* [ÉNONCÉ 1]
D'après le texte sur la revue Jazz Hot, pourquoi l'équipe juge-t-elle qu'il ne faut pas œuvrer dans la fausse urgence et le clinquant ? Répondez en une à trois phrases.

* [TEXTE À LIRE]

******

Quand on atteint l’âge de Jazz Hot, cette personnalité devient un bien
précieux, un modèle alternatif à préserver, d’autant que notre époque
n’est pas tendre pour les aventures indépendantes. Jazz
Hot a failli maintes fois disparaître sous les assauts conjugués de la
normalisation et des accidents de la vie. Mais Jazz Hot est là, avec sa
philosophie issue d’une époque dont le trait principal est la liberté
de pensée. Une équipe qui ressemble à une tribu de Gaulois
irréductibles, avec ses défauts et ses qualités, réussit depuis 20 ans
à maintenir le cap.
En
ce moment, le cap est au large avec un projet encore en cours de
réalisation qui cherche à répondre aux nécessités du temps en utilisant
les outils du temps mais en préservant la personnalité d’une revue d’un
autre temps. Nous travaillons sans certitude absolue, mais avec la
conviction que si nous voulons continuer à être originaux, il ne faut
pas, comme la plupart, œuvrer dans la fausse urgence, le clinquant.

******

* [DONNÉES FOURNIES]
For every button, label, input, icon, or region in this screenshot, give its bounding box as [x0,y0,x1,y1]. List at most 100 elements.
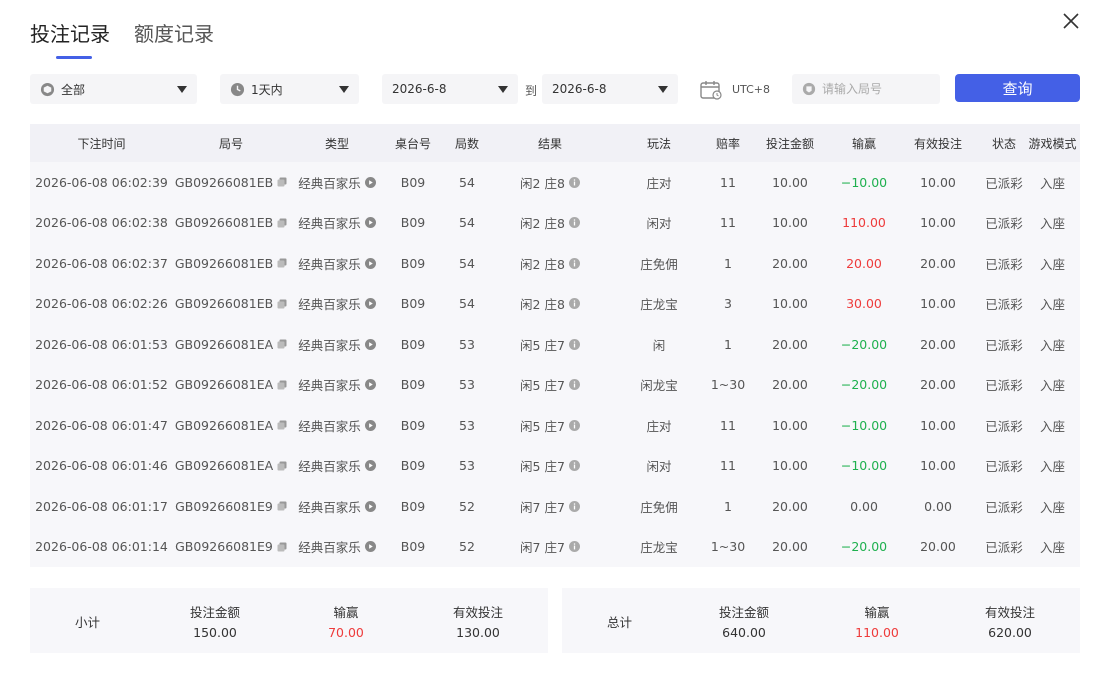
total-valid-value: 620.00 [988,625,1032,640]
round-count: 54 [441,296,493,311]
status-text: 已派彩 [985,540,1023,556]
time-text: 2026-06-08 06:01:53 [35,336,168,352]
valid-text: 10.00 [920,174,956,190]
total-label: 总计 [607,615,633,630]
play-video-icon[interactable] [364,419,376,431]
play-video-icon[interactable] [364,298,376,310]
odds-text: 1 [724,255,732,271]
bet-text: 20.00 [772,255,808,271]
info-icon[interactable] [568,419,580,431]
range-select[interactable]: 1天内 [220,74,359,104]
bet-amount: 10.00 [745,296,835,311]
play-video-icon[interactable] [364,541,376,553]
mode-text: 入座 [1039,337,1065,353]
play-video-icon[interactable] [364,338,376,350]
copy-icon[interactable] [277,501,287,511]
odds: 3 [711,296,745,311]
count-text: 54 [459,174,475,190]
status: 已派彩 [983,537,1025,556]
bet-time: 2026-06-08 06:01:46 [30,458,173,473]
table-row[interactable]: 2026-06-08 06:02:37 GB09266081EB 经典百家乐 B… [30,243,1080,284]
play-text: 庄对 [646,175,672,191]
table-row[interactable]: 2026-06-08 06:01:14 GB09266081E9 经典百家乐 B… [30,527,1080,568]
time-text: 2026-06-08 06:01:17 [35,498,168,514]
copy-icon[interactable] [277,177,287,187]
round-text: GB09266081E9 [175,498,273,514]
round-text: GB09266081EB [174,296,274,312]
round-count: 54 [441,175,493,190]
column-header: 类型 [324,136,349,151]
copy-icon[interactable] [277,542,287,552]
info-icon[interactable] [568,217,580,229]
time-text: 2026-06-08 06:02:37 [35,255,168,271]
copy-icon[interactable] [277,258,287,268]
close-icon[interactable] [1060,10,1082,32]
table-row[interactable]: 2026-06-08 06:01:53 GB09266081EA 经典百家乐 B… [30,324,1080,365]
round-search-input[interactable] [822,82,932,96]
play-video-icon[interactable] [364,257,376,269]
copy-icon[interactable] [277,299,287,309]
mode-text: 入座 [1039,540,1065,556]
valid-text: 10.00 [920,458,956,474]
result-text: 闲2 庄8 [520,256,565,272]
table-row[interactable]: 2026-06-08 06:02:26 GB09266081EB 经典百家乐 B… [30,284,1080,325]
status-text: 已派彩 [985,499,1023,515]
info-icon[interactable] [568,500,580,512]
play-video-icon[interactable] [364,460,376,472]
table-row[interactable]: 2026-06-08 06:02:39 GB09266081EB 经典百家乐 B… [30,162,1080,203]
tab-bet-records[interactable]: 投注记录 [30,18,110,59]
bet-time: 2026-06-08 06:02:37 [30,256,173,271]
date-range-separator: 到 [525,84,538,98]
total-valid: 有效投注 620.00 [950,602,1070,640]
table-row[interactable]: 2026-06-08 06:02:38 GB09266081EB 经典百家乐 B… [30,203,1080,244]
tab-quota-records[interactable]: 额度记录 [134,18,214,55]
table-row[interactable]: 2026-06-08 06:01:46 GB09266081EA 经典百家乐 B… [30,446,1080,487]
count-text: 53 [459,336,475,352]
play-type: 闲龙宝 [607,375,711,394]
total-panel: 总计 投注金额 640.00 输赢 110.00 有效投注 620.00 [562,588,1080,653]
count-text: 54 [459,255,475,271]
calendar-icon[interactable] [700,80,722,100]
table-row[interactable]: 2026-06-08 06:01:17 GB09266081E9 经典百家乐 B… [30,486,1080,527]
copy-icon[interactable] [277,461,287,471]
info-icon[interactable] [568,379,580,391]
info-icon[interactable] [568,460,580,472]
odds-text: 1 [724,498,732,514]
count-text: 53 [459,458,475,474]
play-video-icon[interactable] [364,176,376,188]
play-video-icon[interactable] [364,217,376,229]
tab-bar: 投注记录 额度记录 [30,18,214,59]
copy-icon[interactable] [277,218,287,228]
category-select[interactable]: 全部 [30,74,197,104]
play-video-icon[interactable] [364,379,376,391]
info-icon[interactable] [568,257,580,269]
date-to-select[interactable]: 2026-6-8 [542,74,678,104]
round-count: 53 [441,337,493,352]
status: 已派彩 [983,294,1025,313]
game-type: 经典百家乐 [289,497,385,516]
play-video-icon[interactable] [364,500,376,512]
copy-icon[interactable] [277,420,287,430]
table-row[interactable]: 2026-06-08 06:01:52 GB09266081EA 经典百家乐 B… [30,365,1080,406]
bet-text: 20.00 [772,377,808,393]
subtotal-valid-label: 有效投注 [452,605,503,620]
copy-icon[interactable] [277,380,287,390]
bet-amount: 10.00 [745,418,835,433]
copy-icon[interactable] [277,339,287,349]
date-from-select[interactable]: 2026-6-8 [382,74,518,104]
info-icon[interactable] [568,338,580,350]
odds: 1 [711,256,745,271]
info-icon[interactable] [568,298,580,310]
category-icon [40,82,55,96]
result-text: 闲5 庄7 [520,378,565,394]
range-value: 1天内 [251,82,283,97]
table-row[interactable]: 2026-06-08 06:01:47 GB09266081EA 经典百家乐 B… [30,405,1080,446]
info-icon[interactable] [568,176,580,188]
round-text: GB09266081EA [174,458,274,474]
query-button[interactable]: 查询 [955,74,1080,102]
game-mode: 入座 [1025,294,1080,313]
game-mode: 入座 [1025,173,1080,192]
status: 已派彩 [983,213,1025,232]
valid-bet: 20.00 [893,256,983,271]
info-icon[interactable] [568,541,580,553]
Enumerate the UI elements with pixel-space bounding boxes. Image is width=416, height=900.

******

* [ÉNONCÉ 2]
Dans les enregistrements, recopiez mot pour mot, s'il vous plaît, tout ce qui va de la ligne contenant « total-valid-value: 620.00 [988,625,1032,640] » jusqu'à la ligne contenant « play-video-icon[interactable] [364,298,376,310] », ces deux lignes incluses.

* [RÉSULTAT ATTENDU 1]
L'équipe est convaincue que, si elle veut continuer à être originale, elle ne doit pas faire comme la plupart et travailler dans la fausse urgence et le clinquant.

* [RÉSULTAT ATTENDU 2]
total-valid-value: 620.00 [988,625,1032,640]
round-count: 54 [441,296,493,311]
status-text: 已派彩 [985,540,1023,556]
time-text: 2026-06-08 06:01:53 [35,336,168,352]
valid-text: 10.00 [920,174,956,190]
total-label: 总计 [607,615,633,630]
play-video-icon[interactable] [364,419,376,431]
play-video-icon[interactable] [364,298,376,310]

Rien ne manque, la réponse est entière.